Records excerpted from a collection
** BEGIN **

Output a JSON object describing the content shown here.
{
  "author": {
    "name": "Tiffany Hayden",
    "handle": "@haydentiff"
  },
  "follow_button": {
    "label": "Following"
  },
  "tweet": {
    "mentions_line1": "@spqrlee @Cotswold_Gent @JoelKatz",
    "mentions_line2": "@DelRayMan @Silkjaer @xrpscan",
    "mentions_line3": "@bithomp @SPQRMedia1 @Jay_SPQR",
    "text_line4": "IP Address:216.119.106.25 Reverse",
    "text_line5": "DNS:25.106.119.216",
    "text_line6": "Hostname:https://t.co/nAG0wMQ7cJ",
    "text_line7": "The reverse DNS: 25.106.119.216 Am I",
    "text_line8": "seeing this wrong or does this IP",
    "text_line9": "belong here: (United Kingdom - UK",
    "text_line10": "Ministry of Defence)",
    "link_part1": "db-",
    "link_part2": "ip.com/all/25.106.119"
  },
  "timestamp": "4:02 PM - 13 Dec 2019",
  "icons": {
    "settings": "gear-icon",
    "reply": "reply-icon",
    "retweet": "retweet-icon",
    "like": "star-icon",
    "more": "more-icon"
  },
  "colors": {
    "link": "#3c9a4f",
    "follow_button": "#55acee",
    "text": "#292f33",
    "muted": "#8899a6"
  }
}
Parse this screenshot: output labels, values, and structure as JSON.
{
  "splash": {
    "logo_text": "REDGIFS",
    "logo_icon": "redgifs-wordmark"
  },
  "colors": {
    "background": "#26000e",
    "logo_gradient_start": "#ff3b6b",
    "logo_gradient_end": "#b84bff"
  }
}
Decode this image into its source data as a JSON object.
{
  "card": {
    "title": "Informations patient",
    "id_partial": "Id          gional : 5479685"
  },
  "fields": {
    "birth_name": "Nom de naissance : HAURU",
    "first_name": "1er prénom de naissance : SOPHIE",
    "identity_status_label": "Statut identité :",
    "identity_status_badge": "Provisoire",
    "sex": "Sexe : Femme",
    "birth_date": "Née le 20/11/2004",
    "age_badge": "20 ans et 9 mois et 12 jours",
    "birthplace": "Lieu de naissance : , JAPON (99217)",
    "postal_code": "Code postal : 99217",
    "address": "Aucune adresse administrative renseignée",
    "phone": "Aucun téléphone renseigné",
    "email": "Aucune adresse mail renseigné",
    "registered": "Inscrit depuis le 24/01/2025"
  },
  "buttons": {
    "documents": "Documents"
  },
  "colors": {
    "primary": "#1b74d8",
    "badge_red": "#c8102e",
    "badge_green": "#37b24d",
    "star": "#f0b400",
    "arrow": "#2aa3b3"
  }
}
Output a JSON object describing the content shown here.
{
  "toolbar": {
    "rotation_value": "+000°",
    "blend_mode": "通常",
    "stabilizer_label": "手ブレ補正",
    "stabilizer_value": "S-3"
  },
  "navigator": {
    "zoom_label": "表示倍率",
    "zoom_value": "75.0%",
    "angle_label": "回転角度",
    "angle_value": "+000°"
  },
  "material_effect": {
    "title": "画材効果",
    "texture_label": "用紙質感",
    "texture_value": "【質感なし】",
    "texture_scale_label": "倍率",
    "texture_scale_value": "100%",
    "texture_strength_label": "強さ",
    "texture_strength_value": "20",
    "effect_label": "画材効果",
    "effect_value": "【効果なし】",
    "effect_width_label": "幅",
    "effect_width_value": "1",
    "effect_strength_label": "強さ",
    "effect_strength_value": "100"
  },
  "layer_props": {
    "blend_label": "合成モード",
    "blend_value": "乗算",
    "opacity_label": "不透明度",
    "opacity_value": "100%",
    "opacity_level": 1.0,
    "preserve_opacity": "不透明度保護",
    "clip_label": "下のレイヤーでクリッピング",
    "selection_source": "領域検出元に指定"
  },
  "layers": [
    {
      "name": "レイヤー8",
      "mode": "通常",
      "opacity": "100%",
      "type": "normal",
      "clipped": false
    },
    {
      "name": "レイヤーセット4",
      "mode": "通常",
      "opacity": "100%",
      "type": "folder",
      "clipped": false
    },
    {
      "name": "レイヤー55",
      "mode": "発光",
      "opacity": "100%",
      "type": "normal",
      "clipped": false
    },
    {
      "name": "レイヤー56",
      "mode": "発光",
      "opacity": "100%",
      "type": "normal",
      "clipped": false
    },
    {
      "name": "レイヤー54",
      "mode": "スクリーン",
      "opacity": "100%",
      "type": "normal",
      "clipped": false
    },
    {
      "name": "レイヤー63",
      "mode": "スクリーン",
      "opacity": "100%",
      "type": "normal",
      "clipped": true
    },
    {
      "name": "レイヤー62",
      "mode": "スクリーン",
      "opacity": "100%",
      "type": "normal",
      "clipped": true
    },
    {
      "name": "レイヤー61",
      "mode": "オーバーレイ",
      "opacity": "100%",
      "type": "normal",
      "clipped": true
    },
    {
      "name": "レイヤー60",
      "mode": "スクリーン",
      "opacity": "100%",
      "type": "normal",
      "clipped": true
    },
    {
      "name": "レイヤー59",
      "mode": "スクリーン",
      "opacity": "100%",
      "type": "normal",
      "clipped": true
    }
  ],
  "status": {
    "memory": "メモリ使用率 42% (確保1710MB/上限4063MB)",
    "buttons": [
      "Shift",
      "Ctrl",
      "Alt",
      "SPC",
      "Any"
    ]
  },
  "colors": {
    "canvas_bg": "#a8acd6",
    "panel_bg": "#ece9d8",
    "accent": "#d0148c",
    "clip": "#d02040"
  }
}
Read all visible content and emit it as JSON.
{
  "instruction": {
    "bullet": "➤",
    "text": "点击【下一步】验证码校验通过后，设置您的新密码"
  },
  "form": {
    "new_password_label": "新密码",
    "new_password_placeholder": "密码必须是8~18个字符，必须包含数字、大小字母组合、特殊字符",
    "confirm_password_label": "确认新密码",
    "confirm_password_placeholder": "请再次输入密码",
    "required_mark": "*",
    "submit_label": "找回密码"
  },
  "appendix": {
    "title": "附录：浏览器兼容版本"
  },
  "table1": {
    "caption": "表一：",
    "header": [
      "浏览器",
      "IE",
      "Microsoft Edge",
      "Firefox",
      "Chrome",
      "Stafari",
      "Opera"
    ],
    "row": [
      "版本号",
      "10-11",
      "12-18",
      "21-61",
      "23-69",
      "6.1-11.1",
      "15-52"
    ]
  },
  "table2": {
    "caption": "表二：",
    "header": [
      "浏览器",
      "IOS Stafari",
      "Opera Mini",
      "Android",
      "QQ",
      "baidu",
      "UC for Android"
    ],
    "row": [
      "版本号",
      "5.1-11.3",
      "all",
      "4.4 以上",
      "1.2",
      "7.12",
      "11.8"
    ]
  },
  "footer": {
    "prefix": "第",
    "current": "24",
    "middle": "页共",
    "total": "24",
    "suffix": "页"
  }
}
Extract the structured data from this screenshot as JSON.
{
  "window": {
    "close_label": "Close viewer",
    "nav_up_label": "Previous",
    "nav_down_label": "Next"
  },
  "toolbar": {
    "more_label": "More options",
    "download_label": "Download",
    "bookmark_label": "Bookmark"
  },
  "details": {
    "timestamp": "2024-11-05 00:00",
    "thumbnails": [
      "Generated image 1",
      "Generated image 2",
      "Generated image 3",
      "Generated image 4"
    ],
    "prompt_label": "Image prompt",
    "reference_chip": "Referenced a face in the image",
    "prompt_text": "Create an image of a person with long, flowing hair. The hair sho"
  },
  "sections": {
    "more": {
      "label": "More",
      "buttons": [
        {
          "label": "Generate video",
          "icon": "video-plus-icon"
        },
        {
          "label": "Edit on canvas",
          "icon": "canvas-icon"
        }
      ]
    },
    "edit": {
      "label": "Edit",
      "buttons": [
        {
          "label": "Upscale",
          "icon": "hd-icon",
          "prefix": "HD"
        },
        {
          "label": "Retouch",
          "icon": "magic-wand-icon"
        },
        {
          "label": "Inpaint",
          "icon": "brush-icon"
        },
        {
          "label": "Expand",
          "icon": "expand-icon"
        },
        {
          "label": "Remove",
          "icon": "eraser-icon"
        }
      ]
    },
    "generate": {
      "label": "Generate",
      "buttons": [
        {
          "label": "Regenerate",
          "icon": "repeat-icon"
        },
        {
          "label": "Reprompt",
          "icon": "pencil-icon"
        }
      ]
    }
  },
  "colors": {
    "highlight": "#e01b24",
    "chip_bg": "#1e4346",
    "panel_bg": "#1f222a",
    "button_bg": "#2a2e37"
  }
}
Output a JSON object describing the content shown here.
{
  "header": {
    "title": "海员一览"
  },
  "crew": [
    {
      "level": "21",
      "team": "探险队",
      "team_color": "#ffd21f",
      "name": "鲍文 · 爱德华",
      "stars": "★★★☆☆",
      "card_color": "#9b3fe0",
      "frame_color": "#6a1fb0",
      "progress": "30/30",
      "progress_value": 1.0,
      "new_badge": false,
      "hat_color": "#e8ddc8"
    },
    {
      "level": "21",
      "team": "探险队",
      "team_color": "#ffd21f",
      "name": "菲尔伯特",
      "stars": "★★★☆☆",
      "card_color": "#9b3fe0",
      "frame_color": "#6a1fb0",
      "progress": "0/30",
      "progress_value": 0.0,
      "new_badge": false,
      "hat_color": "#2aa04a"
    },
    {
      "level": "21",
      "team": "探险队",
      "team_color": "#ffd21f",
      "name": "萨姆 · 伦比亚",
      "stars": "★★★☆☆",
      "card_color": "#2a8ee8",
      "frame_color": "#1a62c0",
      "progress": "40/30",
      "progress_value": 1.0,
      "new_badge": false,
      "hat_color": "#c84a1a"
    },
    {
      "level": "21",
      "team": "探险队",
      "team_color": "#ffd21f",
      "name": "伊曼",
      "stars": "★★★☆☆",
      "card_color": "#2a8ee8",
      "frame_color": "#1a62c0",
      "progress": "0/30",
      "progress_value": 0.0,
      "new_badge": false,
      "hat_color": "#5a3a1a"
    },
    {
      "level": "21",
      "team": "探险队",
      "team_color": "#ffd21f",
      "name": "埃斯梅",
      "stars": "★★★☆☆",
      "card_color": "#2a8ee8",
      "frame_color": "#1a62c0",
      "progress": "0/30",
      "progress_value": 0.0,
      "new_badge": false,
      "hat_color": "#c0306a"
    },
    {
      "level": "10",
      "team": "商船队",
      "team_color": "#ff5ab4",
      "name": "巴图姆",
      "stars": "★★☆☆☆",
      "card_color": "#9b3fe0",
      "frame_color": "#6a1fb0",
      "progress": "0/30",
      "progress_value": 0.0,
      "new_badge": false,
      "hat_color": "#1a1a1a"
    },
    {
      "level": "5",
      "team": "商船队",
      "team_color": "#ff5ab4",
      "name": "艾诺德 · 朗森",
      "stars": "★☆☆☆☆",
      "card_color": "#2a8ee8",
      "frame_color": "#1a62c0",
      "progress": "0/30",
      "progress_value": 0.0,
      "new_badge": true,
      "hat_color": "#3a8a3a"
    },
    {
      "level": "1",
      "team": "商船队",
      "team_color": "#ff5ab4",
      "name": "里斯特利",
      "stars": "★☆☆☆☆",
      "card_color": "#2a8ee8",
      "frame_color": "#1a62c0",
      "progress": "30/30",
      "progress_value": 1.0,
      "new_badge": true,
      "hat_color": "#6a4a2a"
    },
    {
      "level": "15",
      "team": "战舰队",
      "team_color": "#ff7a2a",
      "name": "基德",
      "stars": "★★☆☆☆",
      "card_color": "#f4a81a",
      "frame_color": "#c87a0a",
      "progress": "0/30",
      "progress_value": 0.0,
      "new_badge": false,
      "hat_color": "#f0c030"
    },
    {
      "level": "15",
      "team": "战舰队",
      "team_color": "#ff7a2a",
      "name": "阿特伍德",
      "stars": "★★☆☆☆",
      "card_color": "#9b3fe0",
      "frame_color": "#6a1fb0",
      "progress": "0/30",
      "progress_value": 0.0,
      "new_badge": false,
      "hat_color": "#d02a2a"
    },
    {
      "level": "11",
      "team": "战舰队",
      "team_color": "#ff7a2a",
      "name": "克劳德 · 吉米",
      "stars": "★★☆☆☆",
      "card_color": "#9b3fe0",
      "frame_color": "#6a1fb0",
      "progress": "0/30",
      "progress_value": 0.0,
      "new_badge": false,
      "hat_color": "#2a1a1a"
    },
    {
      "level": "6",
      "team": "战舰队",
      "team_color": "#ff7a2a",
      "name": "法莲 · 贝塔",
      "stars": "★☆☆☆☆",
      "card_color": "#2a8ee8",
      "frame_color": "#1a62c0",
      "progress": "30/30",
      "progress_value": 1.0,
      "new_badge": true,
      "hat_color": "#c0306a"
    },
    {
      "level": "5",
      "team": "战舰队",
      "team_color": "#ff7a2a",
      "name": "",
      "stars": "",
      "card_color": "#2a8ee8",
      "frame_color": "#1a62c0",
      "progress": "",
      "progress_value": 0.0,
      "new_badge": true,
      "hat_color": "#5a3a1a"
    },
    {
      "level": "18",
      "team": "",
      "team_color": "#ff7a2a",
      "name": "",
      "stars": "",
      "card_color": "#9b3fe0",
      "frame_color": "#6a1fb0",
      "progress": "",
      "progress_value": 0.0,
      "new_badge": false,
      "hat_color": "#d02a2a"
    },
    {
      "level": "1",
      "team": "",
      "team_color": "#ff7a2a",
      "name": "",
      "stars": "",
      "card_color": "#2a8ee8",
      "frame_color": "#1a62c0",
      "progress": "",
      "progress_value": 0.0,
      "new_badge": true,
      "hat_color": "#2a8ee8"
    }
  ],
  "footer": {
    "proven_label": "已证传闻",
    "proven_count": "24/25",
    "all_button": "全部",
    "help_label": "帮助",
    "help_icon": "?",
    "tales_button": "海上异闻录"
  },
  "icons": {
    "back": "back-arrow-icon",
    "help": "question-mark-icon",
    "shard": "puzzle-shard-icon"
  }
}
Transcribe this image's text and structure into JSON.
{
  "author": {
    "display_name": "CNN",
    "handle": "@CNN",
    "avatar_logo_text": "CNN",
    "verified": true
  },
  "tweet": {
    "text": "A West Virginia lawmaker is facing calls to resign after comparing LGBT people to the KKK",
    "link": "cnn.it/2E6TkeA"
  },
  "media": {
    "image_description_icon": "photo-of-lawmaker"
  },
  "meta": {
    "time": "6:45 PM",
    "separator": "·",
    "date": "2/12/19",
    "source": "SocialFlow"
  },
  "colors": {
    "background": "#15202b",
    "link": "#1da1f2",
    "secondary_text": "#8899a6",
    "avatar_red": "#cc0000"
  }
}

** END **

### [Exercise requirements]
From the material above, gather all lines that include the string "Generated" and copy them.

### [In response]
      "Generated image 1",
      "Generated image 2",
      "Generated image 3",
      "Generated image 4"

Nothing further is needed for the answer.